[Entries from a dataset]
§ §

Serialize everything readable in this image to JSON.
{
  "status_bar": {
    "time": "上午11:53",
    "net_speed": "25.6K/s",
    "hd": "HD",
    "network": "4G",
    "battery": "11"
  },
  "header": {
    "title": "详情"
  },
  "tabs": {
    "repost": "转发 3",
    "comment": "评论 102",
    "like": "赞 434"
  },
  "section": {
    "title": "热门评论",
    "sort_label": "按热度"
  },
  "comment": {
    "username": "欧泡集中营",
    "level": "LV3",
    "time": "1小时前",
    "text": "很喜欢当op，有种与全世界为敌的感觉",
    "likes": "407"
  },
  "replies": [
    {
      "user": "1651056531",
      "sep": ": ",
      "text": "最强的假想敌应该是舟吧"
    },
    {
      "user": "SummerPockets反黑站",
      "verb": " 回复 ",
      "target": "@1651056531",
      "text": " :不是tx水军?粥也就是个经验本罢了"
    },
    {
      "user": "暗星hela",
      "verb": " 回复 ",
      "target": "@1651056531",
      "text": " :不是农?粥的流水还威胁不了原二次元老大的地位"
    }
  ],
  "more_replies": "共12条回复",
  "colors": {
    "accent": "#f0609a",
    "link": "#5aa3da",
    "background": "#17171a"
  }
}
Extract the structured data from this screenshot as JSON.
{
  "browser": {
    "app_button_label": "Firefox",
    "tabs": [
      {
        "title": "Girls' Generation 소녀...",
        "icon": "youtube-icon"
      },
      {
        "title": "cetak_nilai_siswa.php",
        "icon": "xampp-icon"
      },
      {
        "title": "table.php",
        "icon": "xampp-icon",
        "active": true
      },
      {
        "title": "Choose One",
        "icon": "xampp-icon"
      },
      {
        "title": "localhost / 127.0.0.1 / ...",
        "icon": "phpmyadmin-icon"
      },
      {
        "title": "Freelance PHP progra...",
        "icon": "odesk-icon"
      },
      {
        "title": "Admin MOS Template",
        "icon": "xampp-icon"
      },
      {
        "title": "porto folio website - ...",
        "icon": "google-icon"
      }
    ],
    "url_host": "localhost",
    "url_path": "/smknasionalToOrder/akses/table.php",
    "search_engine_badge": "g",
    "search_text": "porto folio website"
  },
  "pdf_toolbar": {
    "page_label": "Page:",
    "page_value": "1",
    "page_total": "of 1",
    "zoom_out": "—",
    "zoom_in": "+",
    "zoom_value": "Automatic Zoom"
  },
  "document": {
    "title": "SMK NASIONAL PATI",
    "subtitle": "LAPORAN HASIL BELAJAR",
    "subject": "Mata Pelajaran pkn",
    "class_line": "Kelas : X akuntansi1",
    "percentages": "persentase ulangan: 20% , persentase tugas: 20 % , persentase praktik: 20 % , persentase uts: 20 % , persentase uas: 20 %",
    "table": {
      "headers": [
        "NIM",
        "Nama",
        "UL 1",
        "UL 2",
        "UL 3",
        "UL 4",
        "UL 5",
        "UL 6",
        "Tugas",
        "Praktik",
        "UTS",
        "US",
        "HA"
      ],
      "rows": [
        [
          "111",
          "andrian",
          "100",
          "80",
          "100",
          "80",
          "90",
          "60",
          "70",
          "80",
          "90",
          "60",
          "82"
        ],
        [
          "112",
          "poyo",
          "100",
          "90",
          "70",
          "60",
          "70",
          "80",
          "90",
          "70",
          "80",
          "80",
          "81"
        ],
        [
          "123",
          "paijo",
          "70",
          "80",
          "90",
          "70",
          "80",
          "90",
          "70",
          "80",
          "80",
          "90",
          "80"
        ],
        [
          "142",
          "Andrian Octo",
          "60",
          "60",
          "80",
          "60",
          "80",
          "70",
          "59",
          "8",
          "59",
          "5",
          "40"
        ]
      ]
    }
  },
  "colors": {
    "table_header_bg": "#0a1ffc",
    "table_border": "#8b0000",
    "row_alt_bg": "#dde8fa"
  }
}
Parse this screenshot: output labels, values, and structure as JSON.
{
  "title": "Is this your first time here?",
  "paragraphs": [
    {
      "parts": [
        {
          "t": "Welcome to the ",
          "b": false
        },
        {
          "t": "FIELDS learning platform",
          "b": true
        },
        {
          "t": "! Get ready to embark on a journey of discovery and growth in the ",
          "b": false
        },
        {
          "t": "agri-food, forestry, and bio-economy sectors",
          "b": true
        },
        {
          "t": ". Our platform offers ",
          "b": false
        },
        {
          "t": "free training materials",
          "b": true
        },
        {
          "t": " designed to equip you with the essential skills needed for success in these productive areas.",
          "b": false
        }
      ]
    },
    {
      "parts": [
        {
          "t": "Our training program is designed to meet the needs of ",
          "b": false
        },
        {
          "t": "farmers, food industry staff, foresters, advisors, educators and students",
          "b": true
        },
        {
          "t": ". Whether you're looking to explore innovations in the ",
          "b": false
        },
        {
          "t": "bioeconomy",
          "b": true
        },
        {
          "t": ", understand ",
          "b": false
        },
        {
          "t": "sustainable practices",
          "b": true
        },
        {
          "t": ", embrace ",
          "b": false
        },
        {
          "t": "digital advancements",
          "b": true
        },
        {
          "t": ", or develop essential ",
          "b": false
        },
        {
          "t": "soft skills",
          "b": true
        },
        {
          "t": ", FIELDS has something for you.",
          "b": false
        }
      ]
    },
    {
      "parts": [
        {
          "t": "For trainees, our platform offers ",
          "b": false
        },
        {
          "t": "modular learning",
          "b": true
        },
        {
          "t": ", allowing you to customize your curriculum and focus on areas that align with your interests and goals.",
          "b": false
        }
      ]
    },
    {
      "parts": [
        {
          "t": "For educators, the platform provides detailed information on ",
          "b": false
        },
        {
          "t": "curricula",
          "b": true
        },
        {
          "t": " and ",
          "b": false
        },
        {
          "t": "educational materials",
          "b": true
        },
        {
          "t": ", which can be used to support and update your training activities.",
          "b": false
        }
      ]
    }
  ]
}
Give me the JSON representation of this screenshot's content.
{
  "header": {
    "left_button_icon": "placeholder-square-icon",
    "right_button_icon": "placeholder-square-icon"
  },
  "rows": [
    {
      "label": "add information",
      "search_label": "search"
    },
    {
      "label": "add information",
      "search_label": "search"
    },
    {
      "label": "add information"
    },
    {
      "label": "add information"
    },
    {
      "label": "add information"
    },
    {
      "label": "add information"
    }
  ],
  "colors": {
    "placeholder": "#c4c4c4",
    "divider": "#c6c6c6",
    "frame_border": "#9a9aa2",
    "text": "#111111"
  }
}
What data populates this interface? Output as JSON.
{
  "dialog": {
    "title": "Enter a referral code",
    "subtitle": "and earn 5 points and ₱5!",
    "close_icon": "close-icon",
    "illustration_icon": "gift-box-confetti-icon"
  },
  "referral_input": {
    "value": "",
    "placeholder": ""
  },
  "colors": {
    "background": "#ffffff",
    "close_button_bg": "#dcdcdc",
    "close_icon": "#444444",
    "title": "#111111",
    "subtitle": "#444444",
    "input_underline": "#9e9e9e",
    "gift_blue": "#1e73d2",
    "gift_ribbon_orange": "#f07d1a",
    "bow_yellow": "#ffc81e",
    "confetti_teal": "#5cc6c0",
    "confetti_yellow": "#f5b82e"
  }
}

§ §

■ Direction
Write out every line of the listing that holds the word "materials".

■ Written answer
          "t": "free training materials",
          "t": "educational materials",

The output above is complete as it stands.